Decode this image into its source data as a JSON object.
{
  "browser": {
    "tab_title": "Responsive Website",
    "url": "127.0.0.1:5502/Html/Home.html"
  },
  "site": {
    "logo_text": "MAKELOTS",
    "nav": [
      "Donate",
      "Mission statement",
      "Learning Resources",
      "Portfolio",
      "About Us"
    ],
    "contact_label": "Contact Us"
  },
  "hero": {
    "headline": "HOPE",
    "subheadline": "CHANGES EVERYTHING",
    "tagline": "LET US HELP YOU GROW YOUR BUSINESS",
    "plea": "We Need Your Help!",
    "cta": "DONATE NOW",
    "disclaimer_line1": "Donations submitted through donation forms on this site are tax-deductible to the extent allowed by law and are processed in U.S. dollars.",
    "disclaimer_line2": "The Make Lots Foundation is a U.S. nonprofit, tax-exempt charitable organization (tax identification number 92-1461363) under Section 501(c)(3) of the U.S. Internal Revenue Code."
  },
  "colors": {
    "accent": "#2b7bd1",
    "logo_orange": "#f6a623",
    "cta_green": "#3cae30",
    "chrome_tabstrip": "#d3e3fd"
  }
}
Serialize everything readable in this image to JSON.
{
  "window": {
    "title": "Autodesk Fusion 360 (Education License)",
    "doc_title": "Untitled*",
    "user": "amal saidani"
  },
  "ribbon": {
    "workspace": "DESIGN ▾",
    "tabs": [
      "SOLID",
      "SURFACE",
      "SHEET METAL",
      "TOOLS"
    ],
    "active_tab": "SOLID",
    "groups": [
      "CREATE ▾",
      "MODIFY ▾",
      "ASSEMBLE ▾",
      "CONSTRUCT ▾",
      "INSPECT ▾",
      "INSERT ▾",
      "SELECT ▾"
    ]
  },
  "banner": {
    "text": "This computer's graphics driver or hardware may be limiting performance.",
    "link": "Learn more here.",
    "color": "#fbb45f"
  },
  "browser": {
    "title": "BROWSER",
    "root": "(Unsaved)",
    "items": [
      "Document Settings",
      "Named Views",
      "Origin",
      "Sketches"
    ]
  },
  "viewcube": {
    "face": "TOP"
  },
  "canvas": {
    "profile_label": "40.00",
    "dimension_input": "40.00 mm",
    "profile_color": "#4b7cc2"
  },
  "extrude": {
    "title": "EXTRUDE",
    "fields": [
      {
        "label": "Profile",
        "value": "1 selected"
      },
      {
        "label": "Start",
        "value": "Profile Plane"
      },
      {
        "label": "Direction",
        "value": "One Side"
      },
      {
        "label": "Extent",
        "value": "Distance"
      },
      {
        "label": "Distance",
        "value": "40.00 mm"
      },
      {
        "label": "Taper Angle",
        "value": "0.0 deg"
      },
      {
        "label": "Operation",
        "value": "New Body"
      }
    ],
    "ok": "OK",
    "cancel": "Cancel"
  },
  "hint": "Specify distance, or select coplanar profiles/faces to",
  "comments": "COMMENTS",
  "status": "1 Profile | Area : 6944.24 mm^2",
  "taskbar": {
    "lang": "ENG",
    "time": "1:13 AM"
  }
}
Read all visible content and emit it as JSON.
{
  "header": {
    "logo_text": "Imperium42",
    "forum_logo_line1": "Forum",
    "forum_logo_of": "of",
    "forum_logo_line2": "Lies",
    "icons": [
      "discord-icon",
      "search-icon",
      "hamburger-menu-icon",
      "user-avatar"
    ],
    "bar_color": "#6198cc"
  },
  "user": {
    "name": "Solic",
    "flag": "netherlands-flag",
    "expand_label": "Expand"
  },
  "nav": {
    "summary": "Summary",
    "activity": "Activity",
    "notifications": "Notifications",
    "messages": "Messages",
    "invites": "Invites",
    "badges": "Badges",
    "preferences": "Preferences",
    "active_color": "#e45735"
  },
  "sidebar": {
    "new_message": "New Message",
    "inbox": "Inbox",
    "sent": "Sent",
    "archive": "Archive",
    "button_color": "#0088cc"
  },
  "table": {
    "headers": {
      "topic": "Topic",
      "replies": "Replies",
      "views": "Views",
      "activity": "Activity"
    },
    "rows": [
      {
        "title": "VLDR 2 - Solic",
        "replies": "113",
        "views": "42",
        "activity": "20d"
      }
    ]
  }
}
______________________________
Stated exercise >> Each record above should be returned exactly as it appears.

Finished answer >>
Decode this image into its source data as a JSON object.
{
  "browser": {
    "tab_title": "Responsive Website",
    "url": "127.0.0.1:5502/Html/Home.html"
  },
  "site": {
    "logo_text": "MAKELOTS",
    "nav": [
      "Donate",
      "Mission statement",
      "Learning Resources",
      "Portfolio",
      "About Us"
    ],
    "contact_label": "Contact Us"
  },
  "hero": {
    "headline": "HOPE",
    "subheadline": "CHANGES EVERYTHING",
    "tagline": "LET US HELP YOU GROW YOUR BUSINESS",
    "plea": "We Need Your Help!",
    "cta": "DONATE NOW",
    "disclaimer_line1": "Donations submitted through donation forms on this site are tax-deductible to the extent allowed by law and are processed in U.S. dollars.",
    "disclaimer_line2": "The Make Lots Foundation is a U.S. nonprofit, tax-exempt charitable organization (tax identification number 92-1461363) under Section 501(c)(3) of the U.S. Internal Revenue Code."
  },
  "colors": {
    "accent": "#2b7bd1",
    "logo_orange": "#f6a623",
    "cta_green": "#3cae30",
    "chrome_tabstrip": "#d3e3fd"
  }
}
Serialize everything readable in this image to JSON.
{
  "window": {
    "title": "Autodesk Fusion 360 (Education License)",
    "doc_title": "Untitled*",
    "user": "amal saidani"
  },
  "ribbon": {
    "workspace": "DESIGN ▾",
    "tabs": [
      "SOLID",
      "SURFACE",
      "SHEET METAL",
      "TOOLS"
    ],
    "active_tab": "SOLID",
    "groups": [
      "CREATE ▾",
      "MODIFY ▾",
      "ASSEMBLE ▾",
      "CONSTRUCT ▾",
      "INSPECT ▾",
      "INSERT ▾",
      "SELECT ▾"
    ]
  },
  "banner": {
    "text": "This computer's graphics driver or hardware may be limiting performance.",
    "link": "Learn more here.",
    "color": "#fbb45f"
  },
  "browser": {
    "title": "BROWSER",
    "root": "(Unsaved)",
    "items": [
      "Document Settings",
      "Named Views",
      "Origin",
      "Sketches"
    ]
  },
  "viewcube": {
    "face": "TOP"
  },
  "canvas": {
    "profile_label": "40.00",
    "dimension_input": "40.00 mm",
    "profile_color": "#4b7cc2"
  },
  "extrude": {
    "title": "EXTRUDE",
    "fields": [
      {
        "label": "Profile",
        "value": "1 selected"
      },
      {
        "label": "Start",
        "value": "Profile Plane"
      },
      {
        "label": "Direction",
        "value": "One Side"
      },
      {
        "label": "Extent",
        "value": "Distance"
      },
      {
        "label": "Distance",
        "value": "40.00 mm"
      },
      {
        "label": "Taper Angle",
        "value": "0.0 deg"
      },
      {
        "label": "Operation",
        "value": "New Body"
      }
    ],
    "ok": "OK",
    "cancel": "Cancel"
  },
  "hint": "Specify distance, or select coplanar profiles/faces to",
  "comments": "COMMENTS",
  "status": "1 Profile | Area : 6944.24 mm^2",
  "taskbar": {
    "lang": "ENG",
    "time": "1:13 AM"
  }
}
Read all visible content and emit it as JSON.
{
  "header": {
    "logo_text": "Imperium42",
    "forum_logo_line1": "Forum",
    "forum_logo_of": "of",
    "forum_logo_line2": "Lies",
    "icons": [
      "discord-icon",
      "search-icon",
      "hamburger-menu-icon",
      "user-avatar"
    ],
    "bar_color": "#6198cc"
  },
  "user": {
    "name": "Solic",
    "flag": "netherlands-flag",
    "expand_label": "Expand"
  },
  "nav": {
    "summary": "Summary",
    "activity": "Activity",
    "notifications": "Notifications",
    "messages": "Messages",
    "invites": "Invites",
    "badges": "Badges",
    "preferences": "Preferences",
    "active_color": "#e45735"
  },
  "sidebar": {
    "new_message": "New Message",
    "inbox": "Inbox",
    "sent": "Sent",
    "archive": "Archive",
    "button_color": "#0088cc"
  },
  "table": {
    "headers": {
      "topic": "Topic",
      "replies": "Replies",
      "views": "Views",
      "activity": "Activity"
    },
    "rows": [
      {
        "title": "VLDR 2 - Solic",
        "replies": "113",
        "views": "42",
        "activity": "20d"
      }
    ]
  }
}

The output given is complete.